* BEGIN RECORDS FOR THE EXERCISE *

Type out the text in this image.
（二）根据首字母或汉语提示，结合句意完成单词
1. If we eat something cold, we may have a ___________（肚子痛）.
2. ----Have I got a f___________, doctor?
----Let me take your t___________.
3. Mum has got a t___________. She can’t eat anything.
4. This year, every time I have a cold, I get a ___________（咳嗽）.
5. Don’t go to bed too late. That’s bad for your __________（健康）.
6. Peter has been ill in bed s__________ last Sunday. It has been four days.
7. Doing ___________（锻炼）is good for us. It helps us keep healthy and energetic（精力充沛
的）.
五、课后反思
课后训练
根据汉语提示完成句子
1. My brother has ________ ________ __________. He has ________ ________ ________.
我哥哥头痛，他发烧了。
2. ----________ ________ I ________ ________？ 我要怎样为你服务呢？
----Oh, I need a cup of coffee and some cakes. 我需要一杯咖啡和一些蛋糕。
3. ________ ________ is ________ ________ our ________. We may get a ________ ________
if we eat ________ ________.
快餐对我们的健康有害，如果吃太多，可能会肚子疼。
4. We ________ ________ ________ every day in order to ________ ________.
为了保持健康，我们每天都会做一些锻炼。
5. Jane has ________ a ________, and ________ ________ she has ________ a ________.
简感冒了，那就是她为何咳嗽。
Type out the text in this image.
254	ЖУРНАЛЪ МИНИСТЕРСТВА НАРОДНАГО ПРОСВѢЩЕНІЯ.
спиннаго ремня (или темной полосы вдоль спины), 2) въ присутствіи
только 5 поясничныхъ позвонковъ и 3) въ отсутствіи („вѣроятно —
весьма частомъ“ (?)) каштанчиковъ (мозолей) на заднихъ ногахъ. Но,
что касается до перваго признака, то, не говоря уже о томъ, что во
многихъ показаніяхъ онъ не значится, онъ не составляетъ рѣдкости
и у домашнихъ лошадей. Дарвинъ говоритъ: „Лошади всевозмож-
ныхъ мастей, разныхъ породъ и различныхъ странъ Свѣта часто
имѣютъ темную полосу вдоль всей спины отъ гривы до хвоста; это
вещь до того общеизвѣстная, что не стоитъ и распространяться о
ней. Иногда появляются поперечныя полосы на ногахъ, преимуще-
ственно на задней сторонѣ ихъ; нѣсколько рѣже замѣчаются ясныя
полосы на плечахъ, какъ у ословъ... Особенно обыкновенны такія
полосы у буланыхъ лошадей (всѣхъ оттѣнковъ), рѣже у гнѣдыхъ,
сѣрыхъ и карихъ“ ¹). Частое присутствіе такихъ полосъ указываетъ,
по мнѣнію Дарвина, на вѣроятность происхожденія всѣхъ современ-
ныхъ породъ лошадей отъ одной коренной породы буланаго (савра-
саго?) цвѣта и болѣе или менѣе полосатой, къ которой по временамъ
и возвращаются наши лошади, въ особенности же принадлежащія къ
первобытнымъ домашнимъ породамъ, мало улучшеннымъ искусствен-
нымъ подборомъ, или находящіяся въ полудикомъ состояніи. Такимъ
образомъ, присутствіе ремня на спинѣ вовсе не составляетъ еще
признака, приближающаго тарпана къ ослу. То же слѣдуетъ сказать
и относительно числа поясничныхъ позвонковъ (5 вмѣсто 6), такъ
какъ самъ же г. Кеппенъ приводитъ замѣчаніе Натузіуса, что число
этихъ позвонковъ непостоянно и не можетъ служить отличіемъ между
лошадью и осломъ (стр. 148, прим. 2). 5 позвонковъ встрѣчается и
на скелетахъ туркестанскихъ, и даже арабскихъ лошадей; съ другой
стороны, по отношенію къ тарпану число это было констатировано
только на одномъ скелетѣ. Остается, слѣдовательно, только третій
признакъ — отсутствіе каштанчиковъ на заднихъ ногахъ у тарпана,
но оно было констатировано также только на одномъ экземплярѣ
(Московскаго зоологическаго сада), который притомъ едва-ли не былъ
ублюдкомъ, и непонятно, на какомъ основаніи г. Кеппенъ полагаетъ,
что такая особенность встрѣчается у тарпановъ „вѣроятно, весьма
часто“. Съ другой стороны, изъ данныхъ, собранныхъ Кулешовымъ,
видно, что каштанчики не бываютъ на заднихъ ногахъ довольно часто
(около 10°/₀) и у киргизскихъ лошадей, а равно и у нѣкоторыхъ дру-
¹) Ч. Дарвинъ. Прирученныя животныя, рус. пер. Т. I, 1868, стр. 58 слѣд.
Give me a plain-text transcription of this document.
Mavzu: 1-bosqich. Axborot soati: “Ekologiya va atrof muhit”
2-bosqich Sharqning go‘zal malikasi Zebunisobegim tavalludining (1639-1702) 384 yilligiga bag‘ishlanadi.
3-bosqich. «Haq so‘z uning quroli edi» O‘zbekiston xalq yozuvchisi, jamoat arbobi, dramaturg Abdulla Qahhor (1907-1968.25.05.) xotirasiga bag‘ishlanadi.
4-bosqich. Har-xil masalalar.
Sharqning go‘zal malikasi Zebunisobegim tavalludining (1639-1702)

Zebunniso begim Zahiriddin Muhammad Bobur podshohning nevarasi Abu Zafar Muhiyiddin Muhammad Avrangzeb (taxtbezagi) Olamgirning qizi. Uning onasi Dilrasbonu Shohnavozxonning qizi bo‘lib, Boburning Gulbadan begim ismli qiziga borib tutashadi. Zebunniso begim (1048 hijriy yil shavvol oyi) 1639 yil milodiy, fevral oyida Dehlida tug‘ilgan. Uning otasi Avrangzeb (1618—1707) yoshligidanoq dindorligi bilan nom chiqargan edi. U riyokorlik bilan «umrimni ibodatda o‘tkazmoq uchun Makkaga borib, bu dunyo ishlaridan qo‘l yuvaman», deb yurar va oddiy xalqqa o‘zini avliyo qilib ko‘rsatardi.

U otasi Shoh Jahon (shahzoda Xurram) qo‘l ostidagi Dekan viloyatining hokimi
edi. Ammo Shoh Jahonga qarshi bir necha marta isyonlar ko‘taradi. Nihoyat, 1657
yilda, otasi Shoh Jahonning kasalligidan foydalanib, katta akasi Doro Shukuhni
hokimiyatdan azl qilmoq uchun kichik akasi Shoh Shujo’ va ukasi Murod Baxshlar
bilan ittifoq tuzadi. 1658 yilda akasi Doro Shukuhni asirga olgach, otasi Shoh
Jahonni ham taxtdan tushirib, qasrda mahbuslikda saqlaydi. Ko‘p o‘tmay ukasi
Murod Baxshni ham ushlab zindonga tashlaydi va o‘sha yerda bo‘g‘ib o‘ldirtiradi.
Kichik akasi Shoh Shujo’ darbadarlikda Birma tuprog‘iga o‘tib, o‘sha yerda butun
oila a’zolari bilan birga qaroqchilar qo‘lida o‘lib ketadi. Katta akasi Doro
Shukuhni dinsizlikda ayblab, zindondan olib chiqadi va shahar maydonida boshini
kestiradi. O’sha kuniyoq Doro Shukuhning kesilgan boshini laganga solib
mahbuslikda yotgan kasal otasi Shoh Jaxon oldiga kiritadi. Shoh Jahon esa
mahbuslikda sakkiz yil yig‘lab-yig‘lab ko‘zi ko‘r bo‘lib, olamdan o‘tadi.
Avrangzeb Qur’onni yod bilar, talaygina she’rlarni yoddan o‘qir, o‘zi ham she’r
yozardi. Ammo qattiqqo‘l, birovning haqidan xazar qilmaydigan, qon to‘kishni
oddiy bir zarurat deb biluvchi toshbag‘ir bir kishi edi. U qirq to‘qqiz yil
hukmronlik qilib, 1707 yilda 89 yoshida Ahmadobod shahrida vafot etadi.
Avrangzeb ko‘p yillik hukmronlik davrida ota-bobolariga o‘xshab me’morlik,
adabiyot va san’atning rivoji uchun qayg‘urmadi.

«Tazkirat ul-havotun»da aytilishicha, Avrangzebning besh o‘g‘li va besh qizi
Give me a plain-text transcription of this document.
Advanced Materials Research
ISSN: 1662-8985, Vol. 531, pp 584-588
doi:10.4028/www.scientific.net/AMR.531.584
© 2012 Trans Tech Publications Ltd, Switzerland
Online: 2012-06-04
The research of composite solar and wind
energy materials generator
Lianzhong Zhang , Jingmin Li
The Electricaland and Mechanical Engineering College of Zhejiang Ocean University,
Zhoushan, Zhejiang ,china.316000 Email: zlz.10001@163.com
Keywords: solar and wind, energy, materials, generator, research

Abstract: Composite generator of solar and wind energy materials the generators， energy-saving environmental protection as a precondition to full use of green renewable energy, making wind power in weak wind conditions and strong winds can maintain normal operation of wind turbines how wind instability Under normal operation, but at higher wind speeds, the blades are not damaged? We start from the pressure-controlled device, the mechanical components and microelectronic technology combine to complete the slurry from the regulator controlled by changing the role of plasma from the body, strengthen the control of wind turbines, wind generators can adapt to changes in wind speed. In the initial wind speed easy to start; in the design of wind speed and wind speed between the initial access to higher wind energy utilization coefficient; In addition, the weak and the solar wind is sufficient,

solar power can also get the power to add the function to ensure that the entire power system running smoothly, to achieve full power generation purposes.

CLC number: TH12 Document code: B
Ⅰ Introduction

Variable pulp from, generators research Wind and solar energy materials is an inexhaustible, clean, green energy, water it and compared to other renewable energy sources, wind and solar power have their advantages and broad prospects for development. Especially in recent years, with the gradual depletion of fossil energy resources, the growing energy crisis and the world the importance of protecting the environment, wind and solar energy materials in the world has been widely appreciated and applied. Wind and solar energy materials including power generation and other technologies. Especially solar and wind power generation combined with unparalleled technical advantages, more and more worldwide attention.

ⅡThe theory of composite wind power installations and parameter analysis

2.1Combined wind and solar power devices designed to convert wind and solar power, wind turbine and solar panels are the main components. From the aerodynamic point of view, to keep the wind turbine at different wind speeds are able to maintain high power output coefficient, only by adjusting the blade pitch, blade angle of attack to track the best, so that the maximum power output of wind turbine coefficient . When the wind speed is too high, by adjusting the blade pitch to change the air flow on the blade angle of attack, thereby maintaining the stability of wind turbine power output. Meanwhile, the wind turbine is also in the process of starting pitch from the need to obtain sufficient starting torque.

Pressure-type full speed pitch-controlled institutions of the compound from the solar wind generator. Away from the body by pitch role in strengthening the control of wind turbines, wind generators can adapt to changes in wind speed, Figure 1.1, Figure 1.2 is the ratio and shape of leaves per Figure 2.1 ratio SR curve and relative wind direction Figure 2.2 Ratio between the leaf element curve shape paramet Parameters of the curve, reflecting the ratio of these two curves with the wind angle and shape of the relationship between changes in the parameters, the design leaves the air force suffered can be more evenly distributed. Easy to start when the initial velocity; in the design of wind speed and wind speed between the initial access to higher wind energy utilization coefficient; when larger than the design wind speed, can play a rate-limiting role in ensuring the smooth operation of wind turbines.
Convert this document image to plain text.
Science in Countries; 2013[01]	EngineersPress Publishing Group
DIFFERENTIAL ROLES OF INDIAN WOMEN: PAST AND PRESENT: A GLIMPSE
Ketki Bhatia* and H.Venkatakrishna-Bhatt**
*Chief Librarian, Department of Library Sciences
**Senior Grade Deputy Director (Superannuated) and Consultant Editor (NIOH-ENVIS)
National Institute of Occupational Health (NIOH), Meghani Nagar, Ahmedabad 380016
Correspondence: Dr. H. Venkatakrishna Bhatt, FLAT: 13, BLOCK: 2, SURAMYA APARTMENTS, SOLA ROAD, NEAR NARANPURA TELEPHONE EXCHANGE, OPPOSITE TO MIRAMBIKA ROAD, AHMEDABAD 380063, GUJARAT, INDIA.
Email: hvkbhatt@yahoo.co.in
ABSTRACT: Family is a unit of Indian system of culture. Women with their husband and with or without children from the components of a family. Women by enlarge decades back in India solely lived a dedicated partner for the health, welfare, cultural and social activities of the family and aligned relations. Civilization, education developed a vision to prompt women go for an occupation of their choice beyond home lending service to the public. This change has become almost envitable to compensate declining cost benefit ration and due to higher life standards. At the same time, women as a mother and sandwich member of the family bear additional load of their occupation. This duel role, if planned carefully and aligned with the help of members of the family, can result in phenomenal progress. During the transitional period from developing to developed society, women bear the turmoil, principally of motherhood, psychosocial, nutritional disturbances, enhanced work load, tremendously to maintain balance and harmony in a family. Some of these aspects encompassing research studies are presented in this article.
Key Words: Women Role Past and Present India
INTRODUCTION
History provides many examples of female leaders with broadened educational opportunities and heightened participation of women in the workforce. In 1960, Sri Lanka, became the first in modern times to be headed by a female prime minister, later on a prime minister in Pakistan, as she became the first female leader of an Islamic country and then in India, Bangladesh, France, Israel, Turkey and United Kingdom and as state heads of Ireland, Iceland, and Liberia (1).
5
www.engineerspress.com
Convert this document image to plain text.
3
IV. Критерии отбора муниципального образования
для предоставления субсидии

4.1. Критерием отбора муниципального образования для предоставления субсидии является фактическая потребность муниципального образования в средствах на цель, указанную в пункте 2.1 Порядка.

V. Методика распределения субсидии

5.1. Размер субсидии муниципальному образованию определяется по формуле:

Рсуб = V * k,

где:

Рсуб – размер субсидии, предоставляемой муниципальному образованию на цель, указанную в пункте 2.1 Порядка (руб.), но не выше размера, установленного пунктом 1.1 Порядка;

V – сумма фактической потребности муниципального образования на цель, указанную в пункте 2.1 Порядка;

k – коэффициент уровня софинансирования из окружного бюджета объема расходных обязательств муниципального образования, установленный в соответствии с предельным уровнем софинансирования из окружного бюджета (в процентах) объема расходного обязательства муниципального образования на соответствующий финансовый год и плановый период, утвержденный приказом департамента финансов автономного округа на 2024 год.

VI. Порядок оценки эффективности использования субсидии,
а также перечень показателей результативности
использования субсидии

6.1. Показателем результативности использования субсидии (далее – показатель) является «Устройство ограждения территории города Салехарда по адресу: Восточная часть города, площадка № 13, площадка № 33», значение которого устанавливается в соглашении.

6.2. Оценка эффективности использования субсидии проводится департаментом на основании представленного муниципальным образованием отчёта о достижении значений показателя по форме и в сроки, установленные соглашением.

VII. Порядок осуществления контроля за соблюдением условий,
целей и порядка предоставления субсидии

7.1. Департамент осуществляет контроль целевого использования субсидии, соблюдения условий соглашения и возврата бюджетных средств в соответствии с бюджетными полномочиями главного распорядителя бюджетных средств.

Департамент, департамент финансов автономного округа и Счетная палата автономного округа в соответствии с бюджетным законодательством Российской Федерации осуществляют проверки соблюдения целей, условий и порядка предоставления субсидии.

* END RECORDS FOR THE EXERCISE *

GIVEN REQUEST
From the entries above, copy every line where the word "эффективности" shows up.

FINISHED ANSWER
VI. Порядок оценки эффективности использования субсидии,
6.2. Оценка эффективности использования субсидии проводится департаментом на основании представленного муниципальным образованием отчёта о достижении значений показателя по форме и в сроки, установленные соглашением.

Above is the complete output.